# SHORT TASK
Every entry below should be transcribed exactly; pictures stay out of the copy.

# RECORDS FOR THE TASK

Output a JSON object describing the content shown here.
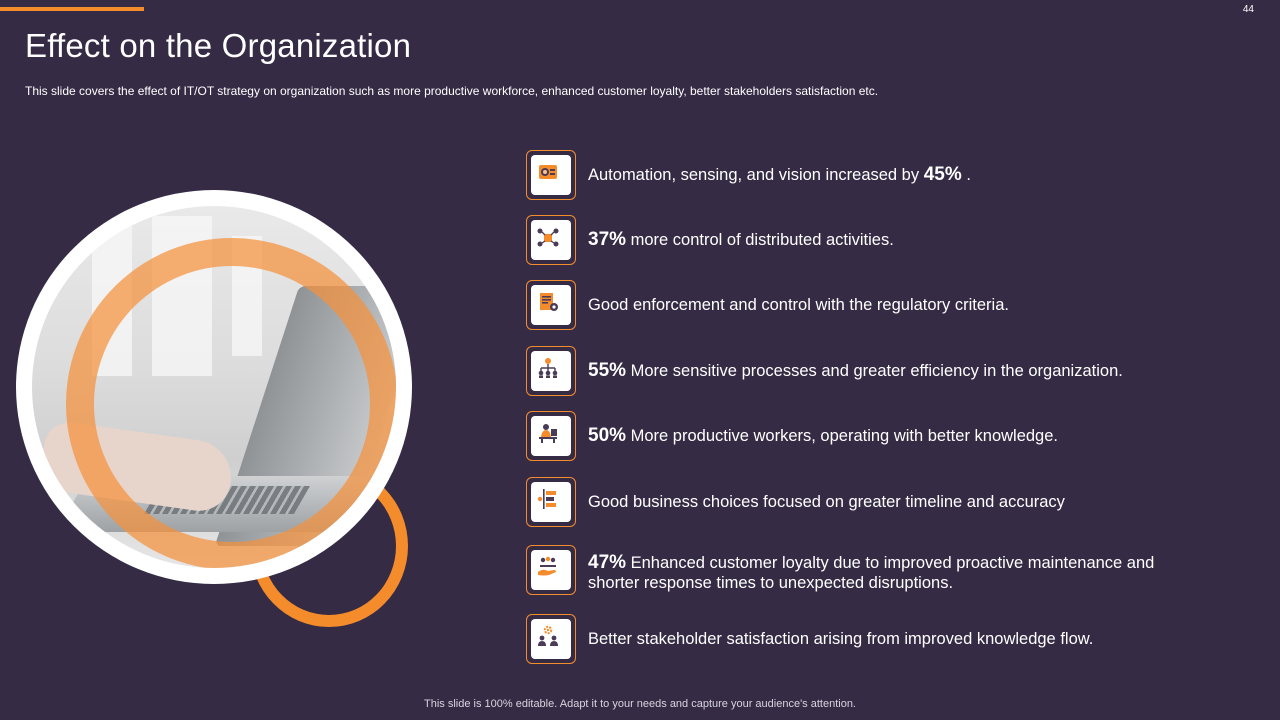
{
  "slide": {
    "page_number": "44",
    "title": "Effect on the Organization",
    "subtitle": "This slide covers the effect of IT/OT strategy on organization such as more productive workforce, enhanced customer loyalty, better stakeholders satisfaction etc.",
    "footer": "This slide is 100% editable. Adapt it to your needs and capture your audience's attention."
  },
  "items": [
    {
      "icon": "automation-icon",
      "pre": "Automation, sensing, and vision increased by ",
      "pct": "45%",
      "post": " ."
    },
    {
      "icon": "distributed-control-icon",
      "pre": "",
      "pct": "37%",
      "post": " more control of distributed activities."
    },
    {
      "icon": "regulatory-document-icon",
      "pre": "Good enforcement and control with the regulatory criteria.",
      "pct": "",
      "post": ""
    },
    {
      "icon": "org-hierarchy-icon",
      "pre": "",
      "pct": "55%",
      "post": " More sensitive processes and greater efficiency in the organization."
    },
    {
      "icon": "worker-desk-icon",
      "pre": "",
      "pct": "50%",
      "post": " More productive workers, operating with better knowledge."
    },
    {
      "icon": "timeline-choices-icon",
      "pre": "Good business choices focused on greater timeline and accuracy",
      "pct": "",
      "post": ""
    },
    {
      "icon": "customer-loyalty-icon",
      "pre": "",
      "pct": "47%",
      "post": " Enhanced customer loyalty due to improved proactive maintenance and",
      "line2": "shorter response times to unexpected disruptions."
    },
    {
      "icon": "stakeholder-gear-icon",
      "pre": "Better stakeholder satisfaction arising from improved knowledge flow.",
      "pct": "",
      "post": ""
    }
  ],
  "colors": {
    "background": "#352b45",
    "accent": "#f58c2c",
    "text": "#ffffff"
  }
}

# WRITTEN REPLY
Output a JSON object describing the content shown here.
{
  "slide": {
    "page_number": "44",
    "title": "Effect on the Organization",
    "subtitle": "This slide covers the effect of IT/OT strategy on organization such as more productive workforce, enhanced customer loyalty, better stakeholders satisfaction etc.",
    "footer": "This slide is 100% editable. Adapt it to your needs and capture your audience's attention."
  },
  "items": [
    {
      "icon": "automation-icon",
      "pre": "Automation, sensing, and vision increased by ",
      "pct": "45%",
      "post": " ."
    },
    {
      "icon": "distributed-control-icon",
      "pre": "",
      "pct": "37%",
      "post": " more control of distributed activities."
    },
    {
      "icon": "regulatory-document-icon",
      "pre": "Good enforcement and control with the regulatory criteria.",
      "pct": "",
      "post": ""
    },
    {
      "icon": "org-hierarchy-icon",
      "pre": "",
      "pct": "55%",
      "post": " More sensitive processes and greater efficiency in the organization."
    },
    {
      "icon": "worker-desk-icon",
      "pre": "",
      "pct": "50%",
      "post": " More productive workers, operating with better knowledge."
    },
    {
      "icon": "timeline-choices-icon",
      "pre": "Good business choices focused on greater timeline and accuracy",
      "pct": "",
      "post": ""
    },
    {
      "icon": "customer-loyalty-icon",
      "pre": "",
      "pct": "47%",
      "post": " Enhanced customer loyalty due to improved proactive maintenance and",
      "line2": "shorter response times to unexpected disruptions."
    },
    {
      "icon": "stakeholder-gear-icon",
      "pre": "Better stakeholder satisfaction arising from improved knowledge flow.",
      "pct": "",
      "post": ""
    }
  ],
  "colors": {
    "background": "#352b45",
    "accent": "#f58c2c",
    "text": "#ffffff"
  }
}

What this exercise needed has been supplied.